Request: Give the number of lines in the records below that include "icon", and nothing more.

>> Begin Record list

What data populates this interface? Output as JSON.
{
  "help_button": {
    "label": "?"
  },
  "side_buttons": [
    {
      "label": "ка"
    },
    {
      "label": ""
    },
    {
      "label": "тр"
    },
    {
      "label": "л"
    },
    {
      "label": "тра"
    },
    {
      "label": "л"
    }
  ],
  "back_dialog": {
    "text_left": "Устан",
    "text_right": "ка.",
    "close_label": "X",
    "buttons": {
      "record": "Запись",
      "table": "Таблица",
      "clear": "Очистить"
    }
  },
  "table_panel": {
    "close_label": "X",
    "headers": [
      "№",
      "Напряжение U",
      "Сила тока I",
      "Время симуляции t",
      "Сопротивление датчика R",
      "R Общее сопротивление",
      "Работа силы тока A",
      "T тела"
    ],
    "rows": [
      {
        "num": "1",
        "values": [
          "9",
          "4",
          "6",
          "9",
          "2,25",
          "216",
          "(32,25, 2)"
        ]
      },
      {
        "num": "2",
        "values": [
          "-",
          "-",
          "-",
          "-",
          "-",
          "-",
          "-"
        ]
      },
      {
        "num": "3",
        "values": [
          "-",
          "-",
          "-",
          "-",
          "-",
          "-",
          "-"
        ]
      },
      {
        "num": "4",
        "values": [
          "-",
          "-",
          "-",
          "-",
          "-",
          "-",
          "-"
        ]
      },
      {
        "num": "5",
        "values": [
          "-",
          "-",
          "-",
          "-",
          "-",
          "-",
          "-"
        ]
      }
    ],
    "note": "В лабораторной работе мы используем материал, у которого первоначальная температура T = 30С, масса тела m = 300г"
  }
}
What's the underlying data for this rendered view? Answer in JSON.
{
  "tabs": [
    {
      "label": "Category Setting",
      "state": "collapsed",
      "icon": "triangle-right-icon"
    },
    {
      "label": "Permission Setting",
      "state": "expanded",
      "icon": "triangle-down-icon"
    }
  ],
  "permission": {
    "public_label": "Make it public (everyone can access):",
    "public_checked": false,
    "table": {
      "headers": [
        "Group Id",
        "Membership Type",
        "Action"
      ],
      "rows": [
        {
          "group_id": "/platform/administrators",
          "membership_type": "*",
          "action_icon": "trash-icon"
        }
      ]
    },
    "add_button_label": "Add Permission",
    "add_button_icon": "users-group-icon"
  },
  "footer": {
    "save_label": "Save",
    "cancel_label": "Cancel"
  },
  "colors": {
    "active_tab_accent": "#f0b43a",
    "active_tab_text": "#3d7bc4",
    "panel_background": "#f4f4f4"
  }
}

>> End Record list
>> Begin Record list

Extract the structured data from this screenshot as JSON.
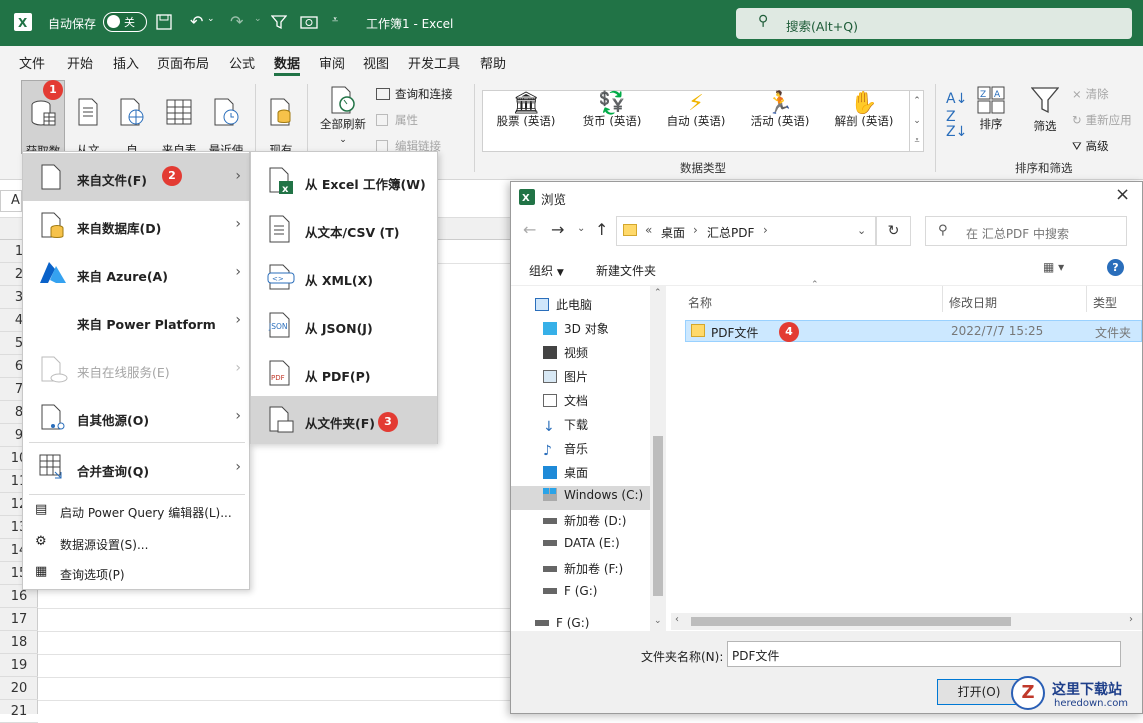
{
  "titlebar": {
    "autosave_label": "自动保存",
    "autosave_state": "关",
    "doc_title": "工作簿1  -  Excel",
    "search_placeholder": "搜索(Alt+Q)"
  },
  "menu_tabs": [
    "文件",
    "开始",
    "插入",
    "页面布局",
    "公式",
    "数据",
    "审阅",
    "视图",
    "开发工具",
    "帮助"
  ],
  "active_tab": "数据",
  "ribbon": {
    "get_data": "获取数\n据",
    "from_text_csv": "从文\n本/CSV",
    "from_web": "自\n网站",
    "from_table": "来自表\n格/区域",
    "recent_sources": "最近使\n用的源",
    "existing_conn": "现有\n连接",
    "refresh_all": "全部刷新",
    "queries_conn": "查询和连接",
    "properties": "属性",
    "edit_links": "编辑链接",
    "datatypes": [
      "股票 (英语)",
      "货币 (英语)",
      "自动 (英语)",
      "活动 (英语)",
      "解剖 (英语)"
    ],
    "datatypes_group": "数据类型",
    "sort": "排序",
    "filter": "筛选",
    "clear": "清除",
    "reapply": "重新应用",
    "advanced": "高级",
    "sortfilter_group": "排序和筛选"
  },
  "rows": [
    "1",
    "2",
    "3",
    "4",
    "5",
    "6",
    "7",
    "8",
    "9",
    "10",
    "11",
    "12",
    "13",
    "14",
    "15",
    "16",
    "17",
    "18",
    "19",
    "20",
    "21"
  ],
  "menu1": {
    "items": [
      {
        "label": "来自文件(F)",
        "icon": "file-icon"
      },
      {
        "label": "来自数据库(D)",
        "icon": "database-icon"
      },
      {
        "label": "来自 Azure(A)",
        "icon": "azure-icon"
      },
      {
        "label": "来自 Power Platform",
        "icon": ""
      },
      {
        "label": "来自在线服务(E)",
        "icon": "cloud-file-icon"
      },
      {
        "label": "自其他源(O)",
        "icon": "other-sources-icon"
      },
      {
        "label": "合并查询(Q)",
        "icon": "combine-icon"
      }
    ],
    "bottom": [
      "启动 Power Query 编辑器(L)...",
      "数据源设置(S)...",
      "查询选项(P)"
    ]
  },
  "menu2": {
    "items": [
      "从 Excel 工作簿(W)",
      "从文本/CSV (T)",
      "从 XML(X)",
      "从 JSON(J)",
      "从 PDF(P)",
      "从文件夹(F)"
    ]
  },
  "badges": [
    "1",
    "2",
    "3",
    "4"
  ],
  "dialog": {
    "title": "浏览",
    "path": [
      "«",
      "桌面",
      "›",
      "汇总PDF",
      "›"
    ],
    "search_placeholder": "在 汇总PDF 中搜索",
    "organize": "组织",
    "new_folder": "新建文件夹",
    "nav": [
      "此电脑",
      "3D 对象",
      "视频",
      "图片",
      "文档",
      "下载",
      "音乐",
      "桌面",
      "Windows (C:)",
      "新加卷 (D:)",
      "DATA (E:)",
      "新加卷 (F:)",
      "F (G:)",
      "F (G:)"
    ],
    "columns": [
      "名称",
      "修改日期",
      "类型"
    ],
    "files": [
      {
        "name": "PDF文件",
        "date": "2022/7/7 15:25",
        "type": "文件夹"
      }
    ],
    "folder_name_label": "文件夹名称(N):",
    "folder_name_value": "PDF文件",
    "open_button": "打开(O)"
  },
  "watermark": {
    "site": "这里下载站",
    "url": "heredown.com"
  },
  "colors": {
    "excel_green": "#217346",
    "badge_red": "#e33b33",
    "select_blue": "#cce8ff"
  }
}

>> End Record list

Output below: 11